---------- PASSAGE ----------
FIG. 3A is a representation of what is believed to occur when the papermaking belts having smooth backside surfaces and carrying a paper web encountered the vacuum dewatering equipment of the prior art having a smooth web-facing surface, such as a vacuum box 199. FIG. 3B is a representation of what is believed to occur when the papermaking belt carrying a paper web encounters the vacuum apparatus 10 of the present invention, such as vacuum box 200. FIG. 4 is a graphical representation of the application of the vacuum pressure (differential pressure) to the papermaking belt 11 having the embryonic web 27 thereon and moving across a vacuum slot 16 of a vacuum box 199 of the prior art and the vacuum slot 216 of the vacuum apparatus 10 of the present invention.

As schematically shown in FIGS. 3A and 3B, the papermaking belt 11 carries a web 27 in the machine direction MD (from left to right in the figures). In FIG. 3A, a portion of the belt 11 passes over the single slot 16 of the prior art vacuum box 199 having a smooth web-facing surface 14. The portion of the web-facing surface 14 shown includes a leading surface 14L which is first encountered when the papermaking belt 11 with the paper web 27 thereupon travels in the machine direction, and a trailing surface 14T which is the web-facing surface 14 of the vacuum box 199 which is encountered after the papermaking belt 11 passes over the vacuum slot 16. A vacuum V is applied from a vacuum source (not shown), which exerts pressure on the belt 11 and the embryonic web 27 in the direction of the arrows V shown. The vacuum V removes some of the water from the embryonic web 27 and deflects and rearranges individual fibers 27a of the embryonic web 27 into conduits 12 of the papermaking belt 11.
----------
### TASK SET
A – Please update the papermaking belt passage, starting with "FIG. 3A is a" and going on through "the present invention.", with "representation" changed to "depiction".
B – Write the next part of the papermaking belt passage, picking up after its final sentence.
---------- LISTED RECORDS ----------
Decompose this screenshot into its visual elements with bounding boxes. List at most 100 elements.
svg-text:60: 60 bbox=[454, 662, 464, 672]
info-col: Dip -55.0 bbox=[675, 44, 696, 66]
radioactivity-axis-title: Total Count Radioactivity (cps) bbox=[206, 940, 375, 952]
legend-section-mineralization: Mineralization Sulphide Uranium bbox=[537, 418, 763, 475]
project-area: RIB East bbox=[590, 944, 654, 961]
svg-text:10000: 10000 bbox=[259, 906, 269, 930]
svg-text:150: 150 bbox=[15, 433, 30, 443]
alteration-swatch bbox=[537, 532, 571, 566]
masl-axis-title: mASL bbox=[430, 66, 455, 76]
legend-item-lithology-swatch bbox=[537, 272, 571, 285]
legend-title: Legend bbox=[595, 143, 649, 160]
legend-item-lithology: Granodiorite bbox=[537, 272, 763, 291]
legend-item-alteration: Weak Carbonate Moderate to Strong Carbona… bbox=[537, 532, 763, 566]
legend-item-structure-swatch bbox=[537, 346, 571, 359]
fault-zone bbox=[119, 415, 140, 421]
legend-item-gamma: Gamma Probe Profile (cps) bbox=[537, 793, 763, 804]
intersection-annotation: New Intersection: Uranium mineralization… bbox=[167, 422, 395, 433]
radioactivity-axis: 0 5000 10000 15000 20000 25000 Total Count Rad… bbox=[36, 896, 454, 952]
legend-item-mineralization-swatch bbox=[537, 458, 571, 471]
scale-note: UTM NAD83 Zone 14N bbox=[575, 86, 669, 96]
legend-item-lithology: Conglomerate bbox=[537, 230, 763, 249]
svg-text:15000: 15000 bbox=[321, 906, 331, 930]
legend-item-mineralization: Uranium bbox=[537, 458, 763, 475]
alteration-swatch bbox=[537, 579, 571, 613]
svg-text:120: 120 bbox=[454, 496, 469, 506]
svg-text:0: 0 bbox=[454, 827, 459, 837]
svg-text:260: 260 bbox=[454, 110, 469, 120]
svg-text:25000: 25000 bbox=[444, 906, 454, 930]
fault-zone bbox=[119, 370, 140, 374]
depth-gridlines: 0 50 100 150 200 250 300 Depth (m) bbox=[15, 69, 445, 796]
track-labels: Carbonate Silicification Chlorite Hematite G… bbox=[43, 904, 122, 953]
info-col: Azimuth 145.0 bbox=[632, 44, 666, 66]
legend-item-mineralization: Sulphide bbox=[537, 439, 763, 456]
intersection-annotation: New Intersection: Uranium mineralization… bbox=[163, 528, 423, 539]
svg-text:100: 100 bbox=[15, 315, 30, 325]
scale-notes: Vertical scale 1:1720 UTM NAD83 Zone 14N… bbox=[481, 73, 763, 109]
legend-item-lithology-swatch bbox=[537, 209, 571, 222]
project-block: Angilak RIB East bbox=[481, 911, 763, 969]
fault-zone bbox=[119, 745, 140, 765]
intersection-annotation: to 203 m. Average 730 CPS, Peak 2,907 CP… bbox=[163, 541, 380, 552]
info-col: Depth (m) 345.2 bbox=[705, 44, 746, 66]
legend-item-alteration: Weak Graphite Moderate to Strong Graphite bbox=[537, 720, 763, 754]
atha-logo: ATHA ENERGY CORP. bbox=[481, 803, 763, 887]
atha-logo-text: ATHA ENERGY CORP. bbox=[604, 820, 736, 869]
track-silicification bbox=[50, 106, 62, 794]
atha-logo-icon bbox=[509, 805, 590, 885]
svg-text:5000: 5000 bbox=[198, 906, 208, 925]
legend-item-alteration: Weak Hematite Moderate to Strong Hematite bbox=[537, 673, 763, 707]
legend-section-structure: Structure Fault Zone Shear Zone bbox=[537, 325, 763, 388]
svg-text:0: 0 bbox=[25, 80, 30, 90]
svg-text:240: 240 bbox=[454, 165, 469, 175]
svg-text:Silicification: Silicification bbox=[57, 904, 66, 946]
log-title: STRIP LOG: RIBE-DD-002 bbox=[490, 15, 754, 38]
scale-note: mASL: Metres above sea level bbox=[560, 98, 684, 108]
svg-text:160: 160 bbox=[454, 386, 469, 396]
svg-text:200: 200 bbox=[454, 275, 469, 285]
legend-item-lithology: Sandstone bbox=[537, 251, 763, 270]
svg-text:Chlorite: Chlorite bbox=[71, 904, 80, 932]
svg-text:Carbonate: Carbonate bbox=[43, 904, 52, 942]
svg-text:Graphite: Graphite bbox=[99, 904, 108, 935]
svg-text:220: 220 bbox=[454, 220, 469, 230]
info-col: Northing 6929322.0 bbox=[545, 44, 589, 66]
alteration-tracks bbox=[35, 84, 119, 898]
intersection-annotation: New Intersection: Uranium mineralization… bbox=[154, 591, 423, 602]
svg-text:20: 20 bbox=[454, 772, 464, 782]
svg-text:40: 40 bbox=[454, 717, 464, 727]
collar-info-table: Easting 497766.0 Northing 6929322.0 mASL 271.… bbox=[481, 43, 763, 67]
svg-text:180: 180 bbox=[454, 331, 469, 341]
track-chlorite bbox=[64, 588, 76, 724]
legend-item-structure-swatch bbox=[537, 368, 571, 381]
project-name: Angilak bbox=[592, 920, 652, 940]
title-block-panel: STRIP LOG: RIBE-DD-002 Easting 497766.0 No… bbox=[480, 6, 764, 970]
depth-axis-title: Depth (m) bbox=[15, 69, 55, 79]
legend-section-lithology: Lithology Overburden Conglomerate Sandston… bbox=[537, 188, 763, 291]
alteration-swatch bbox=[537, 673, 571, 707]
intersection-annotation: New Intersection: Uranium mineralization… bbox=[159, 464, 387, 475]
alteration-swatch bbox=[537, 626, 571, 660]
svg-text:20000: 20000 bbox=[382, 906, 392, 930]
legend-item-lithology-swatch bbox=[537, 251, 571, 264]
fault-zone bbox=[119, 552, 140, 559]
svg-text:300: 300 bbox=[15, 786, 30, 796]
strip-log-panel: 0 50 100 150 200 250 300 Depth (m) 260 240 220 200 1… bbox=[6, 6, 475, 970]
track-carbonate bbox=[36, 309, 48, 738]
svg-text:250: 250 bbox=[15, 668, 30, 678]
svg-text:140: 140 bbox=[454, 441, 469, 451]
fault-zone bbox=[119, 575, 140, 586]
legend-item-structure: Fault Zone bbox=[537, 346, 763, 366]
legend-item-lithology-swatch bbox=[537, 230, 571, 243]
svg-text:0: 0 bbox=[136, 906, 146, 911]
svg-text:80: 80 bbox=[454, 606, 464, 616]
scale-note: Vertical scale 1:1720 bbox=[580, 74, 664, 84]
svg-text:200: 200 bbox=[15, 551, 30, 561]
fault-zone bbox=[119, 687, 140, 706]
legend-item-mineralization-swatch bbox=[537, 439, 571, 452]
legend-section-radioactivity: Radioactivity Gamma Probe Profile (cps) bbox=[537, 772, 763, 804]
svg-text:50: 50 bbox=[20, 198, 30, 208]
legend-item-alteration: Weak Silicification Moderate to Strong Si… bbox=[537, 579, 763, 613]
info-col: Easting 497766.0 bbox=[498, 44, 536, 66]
----------
### RESULTS OF THE TASKS
A –
FIG. 3A is a depiction of what is believed to occur when the papermaking belts having smooth backside surfaces and carrying a paper web encountered the vacuum dewatering equipment of the prior art having a smooth web-facing surface, such as a vacuum box 199. FIG. 3B is a depiction of what is believed to occur when the papermaking belt carrying a paper web encounters the vacuum apparatus 10 of the present invention, such as vacuum box 200. FIG. 4 is a graphical depiction of the application of the vacuum pressure (differential pressure) to the papermaking belt 11 having the embryonic web 27 thereon and moving across a vacuum slot 16 of a vacuum box 199 of the prior art and the vacuum slot 216 of the vacuum apparatus 10 of the present invention.

B –
In FIG. 3A, because of the smooth nature of the web-facing surface 14, a vacuum seal is created between the smooth and continuous backside surface 11b of the papermaking belt 11 and the leading web-facing surface 14L of the vacuum box 199 of prior art at the place designated by the reference letter S. When the belt 11 travels in the machine direction, the vacuum slot 16 is encountered, the vacuum seal is suddenly broken, and the vacuum pressure V is suddenly applied to the embryonic web 27. This causes a sudden deflection of the fibers 27a of the embryonic web 27 into the conduits 12, and some of the more mobile fibers 27a to pass entirely through the belt 11 and accumulate on the edge of the trailing surface 14T of the vacuum box 199. It has been found that these mobile fibers 27a will accumulate until eventually they build up into clumps of fibers on the trailing surface 14T, creating ridges for papermaking belt 11 to travel over.

FIG. 3B schematically shows the fragment of the vacuum box 200 of the present invention. Analogously to the drawing shown in FIG. 3A, the papermaking belt 11 carries the web 27 over the single slot 216 of the vacuum box 200 of the present invention, having the web-facing surface 214. The portion of the web-facing surface 214 includes the leading web-facing surface 214L and the trailing web-facing surface 214T. A vacuum V is applied from a vacuum source (not shown), which exerts pressure on the belt 11 and the embryonic webs 27 in the direction of the arrows V shown.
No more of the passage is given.